— START Dataset extract —

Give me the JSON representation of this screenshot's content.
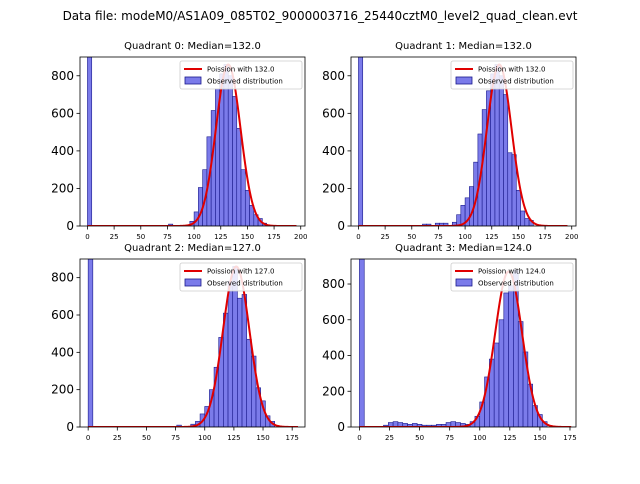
{
  "suptitle": "Data file: modeM0/AS1A09_085T02_9000003716_25440cztM0_level2_quad_clean.evt",
  "colors": {
    "bar_fill": "#7b7bea",
    "bar_edge": "#1a1a8c",
    "fit_line": "#e00000",
    "background": "#ffffff"
  },
  "chart_data": [
    {
      "type": "bar",
      "title": "Quadrant 0: Median=132.0",
      "xlim": [
        -7,
        204
      ],
      "ylim": [
        0,
        900
      ],
      "xticks": [
        0,
        25,
        50,
        75,
        100,
        125,
        150,
        175,
        200
      ],
      "yticks": [
        0,
        200,
        400,
        600,
        800
      ],
      "grid": false,
      "legend_position": "top-right",
      "bin_width": 4,
      "series": [
        {
          "name": "Observed distribution",
          "bin_starts": [
            0,
            76,
            96,
            100,
            104,
            108,
            112,
            116,
            120,
            124,
            128,
            132,
            136,
            140,
            144,
            148,
            152,
            156,
            160,
            164
          ],
          "values": [
            900,
            10,
            25,
            75,
            205,
            300,
            475,
            615,
            730,
            810,
            860,
            800,
            690,
            520,
            300,
            190,
            110,
            60,
            40,
            15
          ]
        },
        {
          "name": "Poission with 132.0",
          "mean": 132.0,
          "peak": 860,
          "x_range": [
            0,
            196
          ]
        }
      ]
    },
    {
      "type": "bar",
      "title": "Quadrant 1: Median=132.0",
      "xlim": [
        -7,
        204
      ],
      "ylim": [
        0,
        900
      ],
      "xticks": [
        0,
        25,
        50,
        75,
        100,
        125,
        150,
        175,
        200
      ],
      "yticks": [
        0,
        200,
        400,
        600,
        800
      ],
      "grid": false,
      "legend_position": "top-right",
      "bin_width": 4,
      "series": [
        {
          "name": "Observed distribution",
          "bin_starts": [
            0,
            60,
            64,
            72,
            76,
            80,
            88,
            92,
            96,
            100,
            104,
            108,
            112,
            116,
            120,
            124,
            128,
            132,
            136,
            140,
            144,
            148,
            152,
            156,
            160
          ],
          "values": [
            900,
            10,
            10,
            15,
            15,
            15,
            20,
            60,
            110,
            150,
            210,
            340,
            490,
            620,
            720,
            810,
            860,
            800,
            700,
            390,
            380,
            190,
            80,
            40,
            30
          ]
        },
        {
          "name": "Poission with 132.0",
          "mean": 132.0,
          "peak": 860,
          "x_range": [
            0,
            196
          ]
        }
      ]
    },
    {
      "type": "bar",
      "title": "Quadrant 2: Median=127.0",
      "xlim": [
        -7,
        186
      ],
      "ylim": [
        0,
        900
      ],
      "xticks": [
        0,
        25,
        50,
        75,
        100,
        125,
        150,
        175
      ],
      "yticks": [
        0,
        200,
        400,
        600,
        800
      ],
      "grid": false,
      "legend_position": "top-right",
      "bin_width": 4,
      "series": [
        {
          "name": "Observed distribution",
          "bin_starts": [
            0,
            76,
            88,
            92,
            96,
            100,
            104,
            108,
            112,
            116,
            120,
            124,
            128,
            132,
            136,
            140,
            144,
            148,
            152,
            156
          ],
          "values": [
            900,
            10,
            15,
            30,
            70,
            110,
            200,
            320,
            480,
            610,
            780,
            860,
            690,
            710,
            470,
            380,
            210,
            140,
            60,
            30
          ]
        },
        {
          "name": "Poission with 127.0",
          "mean": 127.0,
          "peak": 860,
          "x_range": [
            0,
            180
          ]
        }
      ]
    },
    {
      "type": "bar",
      "title": "Quadrant 3: Median=124.0",
      "xlim": [
        -7,
        180
      ],
      "ylim": [
        0,
        940
      ],
      "xticks": [
        0,
        25,
        50,
        75,
        100,
        125,
        150,
        175
      ],
      "yticks": [
        0,
        200,
        400,
        600,
        800
      ],
      "grid": false,
      "legend_position": "top-right",
      "bin_width": 4,
      "series": [
        {
          "name": "Observed distribution",
          "bin_starts": [
            0,
            20,
            24,
            28,
            32,
            36,
            40,
            44,
            48,
            52,
            56,
            60,
            64,
            68,
            72,
            76,
            80,
            84,
            88,
            92,
            96,
            100,
            104,
            108,
            112,
            116,
            120,
            124,
            128,
            132,
            136,
            140,
            144,
            148,
            152
          ],
          "values": [
            940,
            10,
            25,
            30,
            25,
            20,
            15,
            20,
            15,
            10,
            10,
            10,
            15,
            15,
            25,
            30,
            25,
            20,
            15,
            30,
            60,
            140,
            280,
            380,
            470,
            600,
            750,
            790,
            880,
            590,
            420,
            240,
            120,
            70,
            30
          ]
        },
        {
          "name": "Poission with 124.0",
          "mean": 124.0,
          "peak": 870,
          "x_range": [
            0,
            176
          ]
        }
      ]
    }
  ]
}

— END Dataset extract —

▶ _What the exercise asks_
Copy every record character for character. Skip the pictures.

▶ _Response to this task_
Give me the JSON representation of this screenshot's content.
{
  "suptitle": "Data file: modeM0/AS1A09_085T02_9000003716_25440cztM0_level2_quad_clean.evt",
  "colors": {
    "bar_fill": "#7b7bea",
    "bar_edge": "#1a1a8c",
    "fit_line": "#e00000",
    "background": "#ffffff"
  },
  "chart_data": [
    {
      "type": "bar",
      "title": "Quadrant 0: Median=132.0",
      "xlim": [
        -7,
        204
      ],
      "ylim": [
        0,
        900
      ],
      "xticks": [
        0,
        25,
        50,
        75,
        100,
        125,
        150,
        175,
        200
      ],
      "yticks": [
        0,
        200,
        400,
        600,
        800
      ],
      "grid": false,
      "legend_position": "top-right",
      "bin_width": 4,
      "series": [
        {
          "name": "Observed distribution",
          "bin_starts": [
            0,
            76,
            96,
            100,
            104,
            108,
            112,
            116,
            120,
            124,
            128,
            132,
            136,
            140,
            144,
            148,
            152,
            156,
            160,
            164
          ],
          "values": [
            900,
            10,
            25,
            75,
            205,
            300,
            475,
            615,
            730,
            810,
            860,
            800,
            690,
            520,
            300,
            190,
            110,
            60,
            40,
            15
          ]
        },
        {
          "name": "Poission with 132.0",
          "mean": 132.0,
          "peak": 860,
          "x_range": [
            0,
            196
          ]
        }
      ]
    },
    {
      "type": "bar",
      "title": "Quadrant 1: Median=132.0",
      "xlim": [
        -7,
        204
      ],
      "ylim": [
        0,
        900
      ],
      "xticks": [
        0,
        25,
        50,
        75,
        100,
        125,
        150,
        175,
        200
      ],
      "yticks": [
        0,
        200,
        400,
        600,
        800
      ],
      "grid": false,
      "legend_position": "top-right",
      "bin_width": 4,
      "series": [
        {
          "name": "Observed distribution",
          "bin_starts": [
            0,
            60,
            64,
            72,
            76,
            80,
            88,
            92,
            96,
            100,
            104,
            108,
            112,
            116,
            120,
            124,
            128,
            132,
            136,
            140,
            144,
            148,
            152,
            156,
            160
          ],
          "values": [
            900,
            10,
            10,
            15,
            15,
            15,
            20,
            60,
            110,
            150,
            210,
            340,
            490,
            620,
            720,
            810,
            860,
            800,
            700,
            390,
            380,
            190,
            80,
            40,
            30
          ]
        },
        {
          "name": "Poission with 132.0",
          "mean": 132.0,
          "peak": 860,
          "x_range": [
            0,
            196
          ]
        }
      ]
    },
    {
      "type": "bar",
      "title": "Quadrant 2: Median=127.0",
      "xlim": [
        -7,
        186
      ],
      "ylim": [
        0,
        900
      ],
      "xticks": [
        0,
        25,
        50,
        75,
        100,
        125,
        150,
        175
      ],
      "yticks": [
        0,
        200,
        400,
        600,
        800
      ],
      "grid": false,
      "legend_position": "top-right",
      "bin_width": 4,
      "series": [
        {
          "name": "Observed distribution",
          "bin_starts": [
            0,
            76,
            88,
            92,
            96,
            100,
            104,
            108,
            112,
            116,
            120,
            124,
            128,
            132,
            136,
            140,
            144,
            148,
            152,
            156
          ],
          "values": [
            900,
            10,
            15,
            30,
            70,
            110,
            200,
            320,
            480,
            610,
            780,
            860,
            690,
            710,
            470,
            380,
            210,
            140,
            60,
            30
          ]
        },
        {
          "name": "Poission with 127.0",
          "mean": 127.0,
          "peak": 860,
          "x_range": [
            0,
            180
          ]
        }
      ]
    },
    {
      "type": "bar",
      "title": "Quadrant 3: Median=124.0",
      "xlim": [
        -7,
        180
      ],
      "ylim": [
        0,
        940
      ],
      "xticks": [
        0,
        25,
        50,
        75,
        100,
        125,
        150,
        175
      ],
      "yticks": [
        0,
        200,
        400,
        600,
        800
      ],
      "grid": false,
      "legend_position": "top-right",
      "bin_width": 4,
      "series": [
        {
          "name": "Observed distribution",
          "bin_starts": [
            0,
            20,
            24,
            28,
            32,
            36,
            40,
            44,
            48,
            52,
            56,
            60,
            64,
            68,
            72,
            76,
            80,
            84,
            88,
            92,
            96,
            100,
            104,
            108,
            112,
            116,
            120,
            124,
            128,
            132,
            136,
            140,
            144,
            148,
            152
          ],
          "values": [
            940,
            10,
            25,
            30,
            25,
            20,
            15,
            20,
            15,
            10,
            10,
            10,
            15,
            15,
            25,
            30,
            25,
            20,
            15,
            30,
            60,
            140,
            280,
            380,
            470,
            600,
            750,
            790,
            880,
            590,
            420,
            240,
            120,
            70,
            30
          ]
        },
        {
          "name": "Poission with 124.0",
          "mean": 124.0,
          "peak": 870,
          "x_range": [
            0,
            176
          ]
        }
      ]
    }
  ]
}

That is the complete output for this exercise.